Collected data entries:
┄┄┄┄┄┄┄┄┄┄

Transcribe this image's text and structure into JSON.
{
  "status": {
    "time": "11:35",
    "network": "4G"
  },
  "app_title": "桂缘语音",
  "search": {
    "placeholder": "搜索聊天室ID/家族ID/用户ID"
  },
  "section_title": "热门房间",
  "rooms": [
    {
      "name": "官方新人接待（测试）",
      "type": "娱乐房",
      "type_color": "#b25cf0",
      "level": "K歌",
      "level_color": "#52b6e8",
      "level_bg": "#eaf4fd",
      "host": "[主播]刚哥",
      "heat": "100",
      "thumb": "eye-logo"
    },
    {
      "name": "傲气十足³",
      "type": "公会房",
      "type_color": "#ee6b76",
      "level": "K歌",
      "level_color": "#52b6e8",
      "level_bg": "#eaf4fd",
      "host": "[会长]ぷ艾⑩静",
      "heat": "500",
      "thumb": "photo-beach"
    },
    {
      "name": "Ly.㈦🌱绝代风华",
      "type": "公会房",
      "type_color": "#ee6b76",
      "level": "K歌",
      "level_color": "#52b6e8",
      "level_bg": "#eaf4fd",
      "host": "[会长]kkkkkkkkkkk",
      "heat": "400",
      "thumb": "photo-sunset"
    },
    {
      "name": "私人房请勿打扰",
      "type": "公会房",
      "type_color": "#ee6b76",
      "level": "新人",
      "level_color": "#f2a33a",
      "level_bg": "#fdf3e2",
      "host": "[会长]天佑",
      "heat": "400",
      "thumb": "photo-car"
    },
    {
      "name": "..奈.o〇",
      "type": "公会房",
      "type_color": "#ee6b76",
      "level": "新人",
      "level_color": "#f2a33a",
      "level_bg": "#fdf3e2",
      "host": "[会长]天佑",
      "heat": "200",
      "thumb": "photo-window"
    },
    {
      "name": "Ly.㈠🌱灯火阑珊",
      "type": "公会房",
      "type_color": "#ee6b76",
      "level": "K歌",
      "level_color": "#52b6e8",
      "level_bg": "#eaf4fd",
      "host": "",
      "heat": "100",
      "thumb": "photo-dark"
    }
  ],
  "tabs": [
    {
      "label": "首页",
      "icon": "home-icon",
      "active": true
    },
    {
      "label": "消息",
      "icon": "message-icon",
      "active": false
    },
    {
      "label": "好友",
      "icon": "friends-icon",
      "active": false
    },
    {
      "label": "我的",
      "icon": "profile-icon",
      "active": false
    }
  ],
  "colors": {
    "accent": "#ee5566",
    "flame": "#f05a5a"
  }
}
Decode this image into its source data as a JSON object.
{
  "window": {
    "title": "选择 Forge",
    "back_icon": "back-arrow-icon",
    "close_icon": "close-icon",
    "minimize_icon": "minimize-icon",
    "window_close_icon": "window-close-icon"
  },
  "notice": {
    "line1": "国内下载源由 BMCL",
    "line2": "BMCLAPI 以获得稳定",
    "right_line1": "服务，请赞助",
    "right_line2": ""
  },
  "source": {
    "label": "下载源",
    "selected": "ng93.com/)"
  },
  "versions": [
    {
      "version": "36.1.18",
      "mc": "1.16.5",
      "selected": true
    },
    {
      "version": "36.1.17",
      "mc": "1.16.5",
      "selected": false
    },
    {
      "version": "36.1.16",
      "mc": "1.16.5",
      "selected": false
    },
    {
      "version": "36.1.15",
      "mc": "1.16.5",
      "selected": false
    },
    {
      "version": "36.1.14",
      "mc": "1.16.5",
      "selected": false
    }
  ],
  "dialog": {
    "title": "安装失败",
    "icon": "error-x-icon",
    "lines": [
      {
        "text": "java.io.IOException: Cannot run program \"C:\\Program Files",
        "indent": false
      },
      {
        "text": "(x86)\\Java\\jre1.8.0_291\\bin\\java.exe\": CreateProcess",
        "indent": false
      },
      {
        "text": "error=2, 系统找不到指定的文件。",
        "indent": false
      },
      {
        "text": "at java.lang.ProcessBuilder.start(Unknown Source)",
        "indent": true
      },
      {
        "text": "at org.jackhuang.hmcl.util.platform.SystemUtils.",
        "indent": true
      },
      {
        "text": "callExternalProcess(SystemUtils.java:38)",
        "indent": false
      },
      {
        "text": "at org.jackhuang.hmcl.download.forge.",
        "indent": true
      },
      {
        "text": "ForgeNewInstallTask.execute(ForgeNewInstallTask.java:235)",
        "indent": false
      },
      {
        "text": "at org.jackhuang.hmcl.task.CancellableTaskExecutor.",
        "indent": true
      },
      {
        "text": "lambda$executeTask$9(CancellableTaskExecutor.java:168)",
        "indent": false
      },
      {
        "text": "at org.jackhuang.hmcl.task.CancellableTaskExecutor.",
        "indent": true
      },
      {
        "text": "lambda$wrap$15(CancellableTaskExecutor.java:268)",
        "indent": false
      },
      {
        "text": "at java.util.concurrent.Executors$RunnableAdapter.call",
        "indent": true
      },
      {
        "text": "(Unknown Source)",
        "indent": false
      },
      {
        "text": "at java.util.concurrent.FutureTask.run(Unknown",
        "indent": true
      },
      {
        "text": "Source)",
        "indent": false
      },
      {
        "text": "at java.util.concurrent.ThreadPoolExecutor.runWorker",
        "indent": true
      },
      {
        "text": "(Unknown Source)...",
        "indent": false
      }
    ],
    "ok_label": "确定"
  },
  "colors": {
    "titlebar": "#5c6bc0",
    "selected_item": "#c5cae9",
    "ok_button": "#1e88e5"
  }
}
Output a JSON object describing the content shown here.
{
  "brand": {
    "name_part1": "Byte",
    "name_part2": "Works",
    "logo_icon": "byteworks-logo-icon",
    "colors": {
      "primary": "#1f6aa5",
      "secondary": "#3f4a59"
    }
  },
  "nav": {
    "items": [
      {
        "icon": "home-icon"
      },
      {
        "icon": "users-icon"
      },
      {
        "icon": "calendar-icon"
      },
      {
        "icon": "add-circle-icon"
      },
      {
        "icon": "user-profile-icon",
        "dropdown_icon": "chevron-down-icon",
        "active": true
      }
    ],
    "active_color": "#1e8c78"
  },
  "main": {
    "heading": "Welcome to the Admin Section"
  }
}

┄┄┄┄┄┄┄┄┄┄

Your task is to extract all of the records exactly.

__SOLUTION TO THIS EXERCISE__.
Transcribe this image's text and structure into JSON.
{
  "status": {
    "time": "11:35",
    "network": "4G"
  },
  "app_title": "桂缘语音",
  "search": {
    "placeholder": "搜索聊天室ID/家族ID/用户ID"
  },
  "section_title": "热门房间",
  "rooms": [
    {
      "name": "官方新人接待（测试）",
      "type": "娱乐房",
      "type_color": "#b25cf0",
      "level": "K歌",
      "level_color": "#52b6e8",
      "level_bg": "#eaf4fd",
      "host": "[主播]刚哥",
      "heat": "100",
      "thumb": "eye-logo"
    },
    {
      "name": "傲气十足³",
      "type": "公会房",
      "type_color": "#ee6b76",
      "level": "K歌",
      "level_color": "#52b6e8",
      "level_bg": "#eaf4fd",
      "host": "[会长]ぷ艾⑩静",
      "heat": "500",
      "thumb": "photo-beach"
    },
    {
      "name": "Ly.㈦🌱绝代风华",
      "type": "公会房",
      "type_color": "#ee6b76",
      "level": "K歌",
      "level_color": "#52b6e8",
      "level_bg": "#eaf4fd",
      "host": "[会长]kkkkkkkkkkk",
      "heat": "400",
      "thumb": "photo-sunset"
    },
    {
      "name": "私人房请勿打扰",
      "type": "公会房",
      "type_color": "#ee6b76",
      "level": "新人",
      "level_color": "#f2a33a",
      "level_bg": "#fdf3e2",
      "host": "[会长]天佑",
      "heat": "400",
      "thumb": "photo-car"
    },
    {
      "name": "..奈.o〇",
      "type": "公会房",
      "type_color": "#ee6b76",
      "level": "新人",
      "level_color": "#f2a33a",
      "level_bg": "#fdf3e2",
      "host": "[会长]天佑",
      "heat": "200",
      "thumb": "photo-window"
    },
    {
      "name": "Ly.㈠🌱灯火阑珊",
      "type": "公会房",
      "type_color": "#ee6b76",
      "level": "K歌",
      "level_color": "#52b6e8",
      "level_bg": "#eaf4fd",
      "host": "",
      "heat": "100",
      "thumb": "photo-dark"
    }
  ],
  "tabs": [
    {
      "label": "首页",
      "icon": "home-icon",
      "active": true
    },
    {
      "label": "消息",
      "icon": "message-icon",
      "active": false
    },
    {
      "label": "好友",
      "icon": "friends-icon",
      "active": false
    },
    {
      "label": "我的",
      "icon": "profile-icon",
      "active": false
    }
  ],
  "colors": {
    "accent": "#ee5566",
    "flame": "#f05a5a"
  }
}
Decode this image into its source data as a JSON object.
{
  "window": {
    "title": "选择 Forge",
    "back_icon": "back-arrow-icon",
    "close_icon": "close-icon",
    "minimize_icon": "minimize-icon",
    "window_close_icon": "window-close-icon"
  },
  "notice": {
    "line1": "国内下载源由 BMCL",
    "line2": "BMCLAPI 以获得稳定",
    "right_line1": "服务，请赞助",
    "right_line2": ""
  },
  "source": {
    "label": "下载源",
    "selected": "ng93.com/)"
  },
  "versions": [
    {
      "version": "36.1.18",
      "mc": "1.16.5",
      "selected": true
    },
    {
      "version": "36.1.17",
      "mc": "1.16.5",
      "selected": false
    },
    {
      "version": "36.1.16",
      "mc": "1.16.5",
      "selected": false
    },
    {
      "version": "36.1.15",
      "mc": "1.16.5",
      "selected": false
    },
    {
      "version": "36.1.14",
      "mc": "1.16.5",
      "selected": false
    }
  ],
  "dialog": {
    "title": "安装失败",
    "icon": "error-x-icon",
    "lines": [
      {
        "text": "java.io.IOException: Cannot run program \"C:\\Program Files",
        "indent": false
      },
      {
        "text": "(x86)\\Java\\jre1.8.0_291\\bin\\java.exe\": CreateProcess",
        "indent": false
      },
      {
        "text": "error=2, 系统找不到指定的文件。",
        "indent": false
      },
      {
        "text": "at java.lang.ProcessBuilder.start(Unknown Source)",
        "indent": true
      },
      {
        "text": "at org.jackhuang.hmcl.util.platform.SystemUtils.",
        "indent": true
      },
      {
        "text": "callExternalProcess(SystemUtils.java:38)",
        "indent": false
      },
      {
        "text": "at org.jackhuang.hmcl.download.forge.",
        "indent": true
      },
      {
        "text": "ForgeNewInstallTask.execute(ForgeNewInstallTask.java:235)",
        "indent": false
      },
      {
        "text": "at org.jackhuang.hmcl.task.CancellableTaskExecutor.",
        "indent": true
      },
      {
        "text": "lambda$executeTask$9(CancellableTaskExecutor.java:168)",
        "indent": false
      },
      {
        "text": "at org.jackhuang.hmcl.task.CancellableTaskExecutor.",
        "indent": true
      },
      {
        "text": "lambda$wrap$15(CancellableTaskExecutor.java:268)",
        "indent": false
      },
      {
        "text": "at java.util.concurrent.Executors$RunnableAdapter.call",
        "indent": true
      },
      {
        "text": "(Unknown Source)",
        "indent": false
      },
      {
        "text": "at java.util.concurrent.FutureTask.run(Unknown",
        "indent": true
      },
      {
        "text": "Source)",
        "indent": false
      },
      {
        "text": "at java.util.concurrent.ThreadPoolExecutor.runWorker",
        "indent": true
      },
      {
        "text": "(Unknown Source)...",
        "indent": false
      }
    ],
    "ok_label": "确定"
  },
  "colors": {
    "titlebar": "#5c6bc0",
    "selected_item": "#c5cae9",
    "ok_button": "#1e88e5"
  }
}
Output a JSON object describing the content shown here.
{
  "brand": {
    "name_part1": "Byte",
    "name_part2": "Works",
    "logo_icon": "byteworks-logo-icon",
    "colors": {
      "primary": "#1f6aa5",
      "secondary": "#3f4a59"
    }
  },
  "nav": {
    "items": [
      {
        "icon": "home-icon"
      },
      {
        "icon": "users-icon"
      },
      {
        "icon": "calendar-icon"
      },
      {
        "icon": "add-circle-icon"
      },
      {
        "icon": "user-profile-icon",
        "dropdown_icon": "chevron-down-icon",
        "active": true
      }
    ],
    "active_color": "#1e8c78"
  },
  "main": {
    "heading": "Welcome to the Admin Section"
  }
}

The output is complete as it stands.